WRITTEN EXERCISE
Copy each line of the data below with the word "JSON".
[Start of AVAILABLE DATA]
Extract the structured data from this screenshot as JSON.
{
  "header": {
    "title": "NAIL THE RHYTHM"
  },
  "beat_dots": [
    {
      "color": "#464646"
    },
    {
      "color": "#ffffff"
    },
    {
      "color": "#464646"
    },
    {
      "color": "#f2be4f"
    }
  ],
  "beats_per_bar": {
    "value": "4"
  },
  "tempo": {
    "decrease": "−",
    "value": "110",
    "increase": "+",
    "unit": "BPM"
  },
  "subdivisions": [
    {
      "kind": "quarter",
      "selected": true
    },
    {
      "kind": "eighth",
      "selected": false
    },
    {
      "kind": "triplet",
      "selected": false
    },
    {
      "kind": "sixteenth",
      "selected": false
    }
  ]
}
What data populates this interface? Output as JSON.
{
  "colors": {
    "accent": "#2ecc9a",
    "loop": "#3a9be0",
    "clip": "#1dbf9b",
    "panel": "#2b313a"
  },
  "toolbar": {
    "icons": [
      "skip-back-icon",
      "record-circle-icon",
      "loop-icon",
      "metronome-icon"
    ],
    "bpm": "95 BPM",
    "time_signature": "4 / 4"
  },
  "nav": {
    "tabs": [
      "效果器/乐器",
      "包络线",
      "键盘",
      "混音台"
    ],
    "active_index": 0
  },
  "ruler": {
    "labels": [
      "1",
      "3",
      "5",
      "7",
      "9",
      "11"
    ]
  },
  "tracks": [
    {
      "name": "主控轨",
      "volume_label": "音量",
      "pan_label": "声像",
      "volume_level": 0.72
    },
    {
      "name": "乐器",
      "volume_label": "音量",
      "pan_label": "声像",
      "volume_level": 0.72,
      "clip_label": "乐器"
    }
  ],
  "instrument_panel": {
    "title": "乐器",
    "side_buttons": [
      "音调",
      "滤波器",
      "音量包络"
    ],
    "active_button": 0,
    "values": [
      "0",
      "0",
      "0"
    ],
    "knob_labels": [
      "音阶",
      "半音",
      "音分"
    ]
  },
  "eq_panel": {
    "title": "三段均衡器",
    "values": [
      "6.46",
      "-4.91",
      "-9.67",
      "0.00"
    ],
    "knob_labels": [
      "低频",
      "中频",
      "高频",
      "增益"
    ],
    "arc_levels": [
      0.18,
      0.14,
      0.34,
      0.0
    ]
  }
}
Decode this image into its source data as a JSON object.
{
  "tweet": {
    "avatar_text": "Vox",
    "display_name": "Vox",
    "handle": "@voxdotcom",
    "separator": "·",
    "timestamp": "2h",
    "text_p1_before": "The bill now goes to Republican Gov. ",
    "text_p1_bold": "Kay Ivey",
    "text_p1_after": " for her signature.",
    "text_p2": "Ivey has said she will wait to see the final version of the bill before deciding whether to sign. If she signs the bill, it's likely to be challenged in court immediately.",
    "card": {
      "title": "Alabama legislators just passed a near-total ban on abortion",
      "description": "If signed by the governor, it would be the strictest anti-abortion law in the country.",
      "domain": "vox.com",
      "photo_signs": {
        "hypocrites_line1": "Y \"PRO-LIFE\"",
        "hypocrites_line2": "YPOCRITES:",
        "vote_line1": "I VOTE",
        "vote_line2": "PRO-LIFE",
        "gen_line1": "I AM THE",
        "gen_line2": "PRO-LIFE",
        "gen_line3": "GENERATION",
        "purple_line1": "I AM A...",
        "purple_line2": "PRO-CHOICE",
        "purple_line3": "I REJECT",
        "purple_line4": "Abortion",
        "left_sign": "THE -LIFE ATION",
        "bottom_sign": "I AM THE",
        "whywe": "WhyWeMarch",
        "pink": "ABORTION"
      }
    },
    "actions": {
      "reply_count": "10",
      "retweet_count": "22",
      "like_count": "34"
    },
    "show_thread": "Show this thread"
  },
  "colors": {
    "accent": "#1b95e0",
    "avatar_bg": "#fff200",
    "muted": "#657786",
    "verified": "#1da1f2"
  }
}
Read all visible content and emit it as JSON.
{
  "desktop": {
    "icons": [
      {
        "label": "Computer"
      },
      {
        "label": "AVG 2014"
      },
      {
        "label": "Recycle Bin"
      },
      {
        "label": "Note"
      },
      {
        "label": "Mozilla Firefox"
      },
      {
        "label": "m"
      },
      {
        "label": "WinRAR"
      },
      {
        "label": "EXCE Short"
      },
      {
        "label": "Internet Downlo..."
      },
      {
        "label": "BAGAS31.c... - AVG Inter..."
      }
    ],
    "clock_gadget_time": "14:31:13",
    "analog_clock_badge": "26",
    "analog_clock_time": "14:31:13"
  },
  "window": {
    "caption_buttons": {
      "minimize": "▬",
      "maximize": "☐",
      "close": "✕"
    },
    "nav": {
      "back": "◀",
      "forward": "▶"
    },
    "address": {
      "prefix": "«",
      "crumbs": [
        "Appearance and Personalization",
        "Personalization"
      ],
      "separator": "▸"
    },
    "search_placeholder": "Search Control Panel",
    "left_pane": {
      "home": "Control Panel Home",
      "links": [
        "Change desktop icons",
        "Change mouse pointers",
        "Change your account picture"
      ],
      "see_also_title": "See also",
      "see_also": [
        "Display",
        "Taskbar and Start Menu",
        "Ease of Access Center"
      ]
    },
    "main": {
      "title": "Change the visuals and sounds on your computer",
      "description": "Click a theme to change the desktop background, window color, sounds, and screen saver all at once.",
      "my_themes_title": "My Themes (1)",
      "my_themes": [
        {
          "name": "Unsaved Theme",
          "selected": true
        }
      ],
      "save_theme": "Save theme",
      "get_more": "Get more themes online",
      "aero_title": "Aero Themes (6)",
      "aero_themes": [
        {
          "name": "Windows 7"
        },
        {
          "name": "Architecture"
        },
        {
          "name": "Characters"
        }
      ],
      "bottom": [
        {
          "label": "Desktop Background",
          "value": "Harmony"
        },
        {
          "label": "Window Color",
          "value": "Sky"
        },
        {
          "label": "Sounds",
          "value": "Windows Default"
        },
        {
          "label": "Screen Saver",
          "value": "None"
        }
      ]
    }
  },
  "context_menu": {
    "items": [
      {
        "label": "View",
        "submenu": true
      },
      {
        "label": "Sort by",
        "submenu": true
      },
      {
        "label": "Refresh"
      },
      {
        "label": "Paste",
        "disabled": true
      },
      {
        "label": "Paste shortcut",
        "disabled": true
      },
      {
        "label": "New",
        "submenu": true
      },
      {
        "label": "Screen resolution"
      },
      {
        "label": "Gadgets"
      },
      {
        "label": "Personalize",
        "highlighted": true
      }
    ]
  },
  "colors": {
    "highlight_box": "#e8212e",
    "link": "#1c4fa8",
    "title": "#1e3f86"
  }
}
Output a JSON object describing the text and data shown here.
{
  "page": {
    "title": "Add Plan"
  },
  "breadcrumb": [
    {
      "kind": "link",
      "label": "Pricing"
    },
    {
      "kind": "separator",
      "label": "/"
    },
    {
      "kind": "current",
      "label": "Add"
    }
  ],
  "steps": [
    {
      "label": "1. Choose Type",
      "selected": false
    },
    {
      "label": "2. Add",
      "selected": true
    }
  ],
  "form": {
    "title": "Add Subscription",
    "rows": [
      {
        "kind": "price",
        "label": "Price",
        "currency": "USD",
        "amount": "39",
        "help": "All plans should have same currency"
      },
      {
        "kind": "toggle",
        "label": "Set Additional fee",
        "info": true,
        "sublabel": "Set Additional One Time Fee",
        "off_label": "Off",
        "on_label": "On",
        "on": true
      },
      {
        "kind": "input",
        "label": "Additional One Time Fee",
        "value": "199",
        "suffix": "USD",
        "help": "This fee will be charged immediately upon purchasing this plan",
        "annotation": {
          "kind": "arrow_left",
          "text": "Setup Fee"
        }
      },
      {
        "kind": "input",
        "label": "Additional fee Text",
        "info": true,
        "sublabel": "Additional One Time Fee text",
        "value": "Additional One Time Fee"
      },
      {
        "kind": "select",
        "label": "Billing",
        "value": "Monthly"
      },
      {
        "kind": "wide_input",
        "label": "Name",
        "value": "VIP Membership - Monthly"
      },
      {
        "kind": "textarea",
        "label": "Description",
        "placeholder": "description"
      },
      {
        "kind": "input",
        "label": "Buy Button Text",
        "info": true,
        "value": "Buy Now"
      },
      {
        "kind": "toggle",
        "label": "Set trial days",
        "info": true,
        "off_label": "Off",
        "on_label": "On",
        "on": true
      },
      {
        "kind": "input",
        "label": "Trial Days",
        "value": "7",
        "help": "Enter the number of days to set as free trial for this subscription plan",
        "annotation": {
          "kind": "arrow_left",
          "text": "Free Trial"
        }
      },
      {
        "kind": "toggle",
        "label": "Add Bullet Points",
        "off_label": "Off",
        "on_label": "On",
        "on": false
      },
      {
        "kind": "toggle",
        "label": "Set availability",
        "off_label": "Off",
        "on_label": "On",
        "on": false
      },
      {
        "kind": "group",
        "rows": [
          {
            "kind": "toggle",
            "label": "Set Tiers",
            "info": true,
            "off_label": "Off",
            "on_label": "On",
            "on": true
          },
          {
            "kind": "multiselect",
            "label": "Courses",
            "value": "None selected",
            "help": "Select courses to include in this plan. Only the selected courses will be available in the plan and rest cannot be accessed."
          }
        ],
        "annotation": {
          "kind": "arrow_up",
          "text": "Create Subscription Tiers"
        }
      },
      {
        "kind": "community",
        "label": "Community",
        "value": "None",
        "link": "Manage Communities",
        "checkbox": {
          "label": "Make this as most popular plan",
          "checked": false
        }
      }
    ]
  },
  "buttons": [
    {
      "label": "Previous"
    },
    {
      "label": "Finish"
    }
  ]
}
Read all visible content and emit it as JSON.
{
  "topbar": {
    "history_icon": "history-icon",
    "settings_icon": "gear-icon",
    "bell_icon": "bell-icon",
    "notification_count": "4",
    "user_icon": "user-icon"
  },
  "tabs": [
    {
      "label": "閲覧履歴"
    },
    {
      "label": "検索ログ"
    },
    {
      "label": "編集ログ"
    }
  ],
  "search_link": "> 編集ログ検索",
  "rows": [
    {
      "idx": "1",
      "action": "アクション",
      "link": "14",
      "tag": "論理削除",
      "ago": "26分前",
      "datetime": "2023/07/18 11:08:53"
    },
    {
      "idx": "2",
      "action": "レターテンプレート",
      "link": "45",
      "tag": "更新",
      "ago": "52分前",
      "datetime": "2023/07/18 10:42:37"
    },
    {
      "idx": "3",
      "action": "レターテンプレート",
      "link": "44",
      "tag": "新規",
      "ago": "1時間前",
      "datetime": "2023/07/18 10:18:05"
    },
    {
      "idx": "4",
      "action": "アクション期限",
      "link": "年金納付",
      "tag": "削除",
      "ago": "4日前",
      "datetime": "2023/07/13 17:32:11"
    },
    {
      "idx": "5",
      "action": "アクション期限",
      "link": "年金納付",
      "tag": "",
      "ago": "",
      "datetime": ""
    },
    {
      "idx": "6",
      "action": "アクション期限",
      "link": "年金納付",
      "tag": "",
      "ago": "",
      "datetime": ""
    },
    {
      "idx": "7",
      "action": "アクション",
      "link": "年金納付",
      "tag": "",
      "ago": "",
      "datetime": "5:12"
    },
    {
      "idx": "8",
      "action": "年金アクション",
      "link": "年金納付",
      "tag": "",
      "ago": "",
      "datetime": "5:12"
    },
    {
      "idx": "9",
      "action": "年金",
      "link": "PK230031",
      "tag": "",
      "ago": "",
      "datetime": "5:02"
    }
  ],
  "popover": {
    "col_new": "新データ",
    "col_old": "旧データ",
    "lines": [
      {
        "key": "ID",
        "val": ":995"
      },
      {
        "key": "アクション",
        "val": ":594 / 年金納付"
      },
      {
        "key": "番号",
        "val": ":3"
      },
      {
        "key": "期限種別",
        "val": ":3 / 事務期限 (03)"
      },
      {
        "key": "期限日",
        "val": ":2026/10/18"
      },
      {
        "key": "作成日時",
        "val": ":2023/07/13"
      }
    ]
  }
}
[End of AVAILABLE DATA]
EXERCISE SOLUTION
Extract the structured data from this screenshot as JSON.
What data populates this interface? Output as JSON.
Decode this image into its source data as a JSON object.
Read all visible content and emit it as JSON.
Output a JSON object describing the text and data shown here.
Read all visible content and emit it as JSON.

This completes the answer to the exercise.